Every line below that includes "title" counts toward the total. Report that total alone.

[Records from a dataset]
-.-.-
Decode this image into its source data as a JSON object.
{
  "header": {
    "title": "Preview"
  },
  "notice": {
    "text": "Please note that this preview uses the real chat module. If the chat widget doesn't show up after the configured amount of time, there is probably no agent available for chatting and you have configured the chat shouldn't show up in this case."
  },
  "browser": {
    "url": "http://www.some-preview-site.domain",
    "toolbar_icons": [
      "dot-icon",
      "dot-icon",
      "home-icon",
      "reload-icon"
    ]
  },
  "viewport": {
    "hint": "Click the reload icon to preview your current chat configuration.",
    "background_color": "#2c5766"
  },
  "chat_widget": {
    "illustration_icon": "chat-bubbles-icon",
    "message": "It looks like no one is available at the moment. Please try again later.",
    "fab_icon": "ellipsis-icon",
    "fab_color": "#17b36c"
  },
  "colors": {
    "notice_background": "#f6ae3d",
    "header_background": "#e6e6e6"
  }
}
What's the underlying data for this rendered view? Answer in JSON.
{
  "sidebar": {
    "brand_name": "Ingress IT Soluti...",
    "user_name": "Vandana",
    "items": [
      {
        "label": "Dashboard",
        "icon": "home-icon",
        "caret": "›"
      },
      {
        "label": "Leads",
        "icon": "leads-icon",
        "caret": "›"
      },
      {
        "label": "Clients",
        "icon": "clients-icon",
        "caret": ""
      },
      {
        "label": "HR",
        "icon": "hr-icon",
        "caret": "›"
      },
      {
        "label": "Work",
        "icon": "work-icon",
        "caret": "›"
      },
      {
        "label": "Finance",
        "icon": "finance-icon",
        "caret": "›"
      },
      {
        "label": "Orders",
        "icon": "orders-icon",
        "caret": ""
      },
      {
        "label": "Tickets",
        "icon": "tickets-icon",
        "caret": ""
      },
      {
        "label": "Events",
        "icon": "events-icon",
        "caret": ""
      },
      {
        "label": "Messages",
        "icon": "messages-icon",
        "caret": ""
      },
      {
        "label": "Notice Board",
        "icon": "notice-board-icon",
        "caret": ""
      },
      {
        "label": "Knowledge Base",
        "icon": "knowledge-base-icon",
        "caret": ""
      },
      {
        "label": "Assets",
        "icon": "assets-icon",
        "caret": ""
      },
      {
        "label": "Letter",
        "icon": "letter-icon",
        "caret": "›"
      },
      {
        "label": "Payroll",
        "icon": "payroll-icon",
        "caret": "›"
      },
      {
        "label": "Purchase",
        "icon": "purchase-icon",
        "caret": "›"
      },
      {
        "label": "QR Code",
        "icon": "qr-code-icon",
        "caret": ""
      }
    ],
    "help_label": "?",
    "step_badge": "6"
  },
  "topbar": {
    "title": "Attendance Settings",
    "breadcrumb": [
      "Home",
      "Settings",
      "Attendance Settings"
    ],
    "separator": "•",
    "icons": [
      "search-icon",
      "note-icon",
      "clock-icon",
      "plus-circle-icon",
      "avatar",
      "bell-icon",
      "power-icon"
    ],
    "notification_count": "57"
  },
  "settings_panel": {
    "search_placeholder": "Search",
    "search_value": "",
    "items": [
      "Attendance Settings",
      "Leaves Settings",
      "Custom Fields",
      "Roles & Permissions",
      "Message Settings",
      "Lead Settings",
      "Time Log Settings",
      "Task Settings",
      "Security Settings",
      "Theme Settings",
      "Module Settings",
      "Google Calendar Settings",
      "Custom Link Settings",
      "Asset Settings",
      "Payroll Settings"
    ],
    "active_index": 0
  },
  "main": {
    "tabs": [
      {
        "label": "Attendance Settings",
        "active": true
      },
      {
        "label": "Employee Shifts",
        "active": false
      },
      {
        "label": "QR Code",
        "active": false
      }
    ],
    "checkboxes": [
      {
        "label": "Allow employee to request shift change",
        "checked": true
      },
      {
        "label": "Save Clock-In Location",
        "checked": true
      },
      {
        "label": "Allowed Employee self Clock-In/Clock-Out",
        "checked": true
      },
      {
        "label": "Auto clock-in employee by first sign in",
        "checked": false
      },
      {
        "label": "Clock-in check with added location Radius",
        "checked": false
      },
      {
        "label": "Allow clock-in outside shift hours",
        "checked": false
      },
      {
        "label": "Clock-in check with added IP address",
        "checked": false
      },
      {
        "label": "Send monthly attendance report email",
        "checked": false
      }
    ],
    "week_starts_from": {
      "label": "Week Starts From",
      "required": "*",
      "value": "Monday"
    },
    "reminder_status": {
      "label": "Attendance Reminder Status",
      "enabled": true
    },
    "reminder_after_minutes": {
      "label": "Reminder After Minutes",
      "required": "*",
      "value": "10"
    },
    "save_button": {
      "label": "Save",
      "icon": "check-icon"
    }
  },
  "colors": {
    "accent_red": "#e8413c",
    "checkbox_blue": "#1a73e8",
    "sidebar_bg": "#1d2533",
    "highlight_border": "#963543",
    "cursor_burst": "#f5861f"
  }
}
-.-.-
** WRITTEN ANSWER **
2